- **GIVEN RECORDS**
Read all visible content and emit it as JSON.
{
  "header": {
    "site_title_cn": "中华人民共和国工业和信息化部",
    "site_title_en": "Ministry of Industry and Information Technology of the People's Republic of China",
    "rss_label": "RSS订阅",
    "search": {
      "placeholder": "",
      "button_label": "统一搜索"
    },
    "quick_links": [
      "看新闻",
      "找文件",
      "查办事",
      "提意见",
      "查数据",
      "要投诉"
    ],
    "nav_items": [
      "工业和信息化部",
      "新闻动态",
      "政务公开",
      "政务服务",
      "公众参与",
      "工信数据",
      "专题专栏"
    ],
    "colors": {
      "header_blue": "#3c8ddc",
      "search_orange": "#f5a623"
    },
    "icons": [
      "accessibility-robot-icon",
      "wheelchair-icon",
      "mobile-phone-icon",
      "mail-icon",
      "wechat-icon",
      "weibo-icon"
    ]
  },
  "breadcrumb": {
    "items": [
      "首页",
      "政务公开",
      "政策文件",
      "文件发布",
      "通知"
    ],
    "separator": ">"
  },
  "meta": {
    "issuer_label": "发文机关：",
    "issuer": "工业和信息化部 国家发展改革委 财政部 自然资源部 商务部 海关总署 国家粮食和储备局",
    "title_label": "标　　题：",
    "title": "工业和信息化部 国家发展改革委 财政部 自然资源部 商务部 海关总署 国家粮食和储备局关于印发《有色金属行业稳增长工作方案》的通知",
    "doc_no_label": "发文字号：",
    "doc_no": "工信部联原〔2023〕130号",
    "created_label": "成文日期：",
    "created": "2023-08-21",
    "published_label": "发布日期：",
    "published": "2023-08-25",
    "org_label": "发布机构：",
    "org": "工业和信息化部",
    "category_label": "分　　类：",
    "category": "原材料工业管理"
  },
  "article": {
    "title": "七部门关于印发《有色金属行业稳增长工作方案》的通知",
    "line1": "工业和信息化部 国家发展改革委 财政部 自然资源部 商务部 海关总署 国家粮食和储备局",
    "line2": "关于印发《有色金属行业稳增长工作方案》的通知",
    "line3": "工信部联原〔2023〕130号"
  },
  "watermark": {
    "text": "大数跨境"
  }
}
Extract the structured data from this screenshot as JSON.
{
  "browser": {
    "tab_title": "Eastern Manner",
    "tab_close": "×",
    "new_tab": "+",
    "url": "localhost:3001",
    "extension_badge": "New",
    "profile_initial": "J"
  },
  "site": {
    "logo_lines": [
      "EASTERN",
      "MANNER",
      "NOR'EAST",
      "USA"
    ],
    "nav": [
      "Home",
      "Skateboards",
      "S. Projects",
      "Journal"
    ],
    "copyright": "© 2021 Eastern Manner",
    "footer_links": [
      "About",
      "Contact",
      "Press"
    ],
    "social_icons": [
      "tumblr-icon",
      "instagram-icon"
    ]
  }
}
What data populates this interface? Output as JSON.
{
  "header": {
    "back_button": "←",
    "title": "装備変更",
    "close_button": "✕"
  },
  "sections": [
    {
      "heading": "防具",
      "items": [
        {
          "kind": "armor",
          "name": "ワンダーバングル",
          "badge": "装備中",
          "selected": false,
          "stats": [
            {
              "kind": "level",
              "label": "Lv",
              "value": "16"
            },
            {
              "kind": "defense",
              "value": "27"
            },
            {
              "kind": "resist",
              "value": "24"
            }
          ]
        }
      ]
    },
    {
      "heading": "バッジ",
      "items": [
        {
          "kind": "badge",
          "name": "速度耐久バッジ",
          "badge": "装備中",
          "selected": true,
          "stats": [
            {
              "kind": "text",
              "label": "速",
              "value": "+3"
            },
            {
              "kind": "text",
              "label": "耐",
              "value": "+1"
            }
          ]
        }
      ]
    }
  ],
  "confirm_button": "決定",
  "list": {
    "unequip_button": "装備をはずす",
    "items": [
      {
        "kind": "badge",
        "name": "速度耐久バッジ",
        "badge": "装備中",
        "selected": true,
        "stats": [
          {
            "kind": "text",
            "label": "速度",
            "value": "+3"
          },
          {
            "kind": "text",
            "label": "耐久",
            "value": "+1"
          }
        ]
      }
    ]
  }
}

- **TASK INSTRUCTIONS**
Please reproduce every line of the material word for word.

- **WRITTEN SOLUTION**
Read all visible content and emit it as JSON.
{
  "header": {
    "site_title_cn": "中华人民共和国工业和信息化部",
    "site_title_en": "Ministry of Industry and Information Technology of the People's Republic of China",
    "rss_label": "RSS订阅",
    "search": {
      "placeholder": "",
      "button_label": "统一搜索"
    },
    "quick_links": [
      "看新闻",
      "找文件",
      "查办事",
      "提意见",
      "查数据",
      "要投诉"
    ],
    "nav_items": [
      "工业和信息化部",
      "新闻动态",
      "政务公开",
      "政务服务",
      "公众参与",
      "工信数据",
      "专题专栏"
    ],
    "colors": {
      "header_blue": "#3c8ddc",
      "search_orange": "#f5a623"
    },
    "icons": [
      "accessibility-robot-icon",
      "wheelchair-icon",
      "mobile-phone-icon",
      "mail-icon",
      "wechat-icon",
      "weibo-icon"
    ]
  },
  "breadcrumb": {
    "items": [
      "首页",
      "政务公开",
      "政策文件",
      "文件发布",
      "通知"
    ],
    "separator": ">"
  },
  "meta": {
    "issuer_label": "发文机关：",
    "issuer": "工业和信息化部 国家发展改革委 财政部 自然资源部 商务部 海关总署 国家粮食和储备局",
    "title_label": "标　　题：",
    "title": "工业和信息化部 国家发展改革委 财政部 自然资源部 商务部 海关总署 国家粮食和储备局关于印发《有色金属行业稳增长工作方案》的通知",
    "doc_no_label": "发文字号：",
    "doc_no": "工信部联原〔2023〕130号",
    "created_label": "成文日期：",
    "created": "2023-08-21",
    "published_label": "发布日期：",
    "published": "2023-08-25",
    "org_label": "发布机构：",
    "org": "工业和信息化部",
    "category_label": "分　　类：",
    "category": "原材料工业管理"
  },
  "article": {
    "title": "七部门关于印发《有色金属行业稳增长工作方案》的通知",
    "line1": "工业和信息化部 国家发展改革委 财政部 自然资源部 商务部 海关总署 国家粮食和储备局",
    "line2": "关于印发《有色金属行业稳增长工作方案》的通知",
    "line3": "工信部联原〔2023〕130号"
  },
  "watermark": {
    "text": "大数跨境"
  }
}
Extract the structured data from this screenshot as JSON.
{
  "browser": {
    "tab_title": "Eastern Manner",
    "tab_close": "×",
    "new_tab": "+",
    "url": "localhost:3001",
    "extension_badge": "New",
    "profile_initial": "J"
  },
  "site": {
    "logo_lines": [
      "EASTERN",
      "MANNER",
      "NOR'EAST",
      "USA"
    ],
    "nav": [
      "Home",
      "Skateboards",
      "S. Projects",
      "Journal"
    ],
    "copyright": "© 2021 Eastern Manner",
    "footer_links": [
      "About",
      "Contact",
      "Press"
    ],
    "social_icons": [
      "tumblr-icon",
      "instagram-icon"
    ]
  }
}
What data populates this interface? Output as JSON.
{
  "header": {
    "back_button": "←",
    "title": "装備変更",
    "close_button": "✕"
  },
  "sections": [
    {
      "heading": "防具",
      "items": [
        {
          "kind": "armor",
          "name": "ワンダーバングル",
          "badge": "装備中",
          "selected": false,
          "stats": [
            {
              "kind": "level",
              "label": "Lv",
              "value": "16"
            },
            {
              "kind": "defense",
              "value": "27"
            },
            {
              "kind": "resist",
              "value": "24"
            }
          ]
        }
      ]
    },
    {
      "heading": "バッジ",
      "items": [
        {
          "kind": "badge",
          "name": "速度耐久バッジ",
          "badge": "装備中",
          "selected": true,
          "stats": [
            {
              "kind": "text",
              "label": "速",
              "value": "+3"
            },
            {
              "kind": "text",
              "label": "耐",
              "value": "+1"
            }
          ]
        }
      ]
    }
  ],
  "confirm_button": "決定",
  "list": {
    "unequip_button": "装備をはずす",
    "items": [
      {
        "kind": "badge",
        "name": "速度耐久バッジ",
        "badge": "装備中",
        "selected": true,
        "stats": [
          {
            "kind": "text",
            "label": "速度",
            "value": "+3"
          },
          {
            "kind": "text",
            "label": "耐久",
            "value": "+1"
          }
        ]
      }
    ]
  }
}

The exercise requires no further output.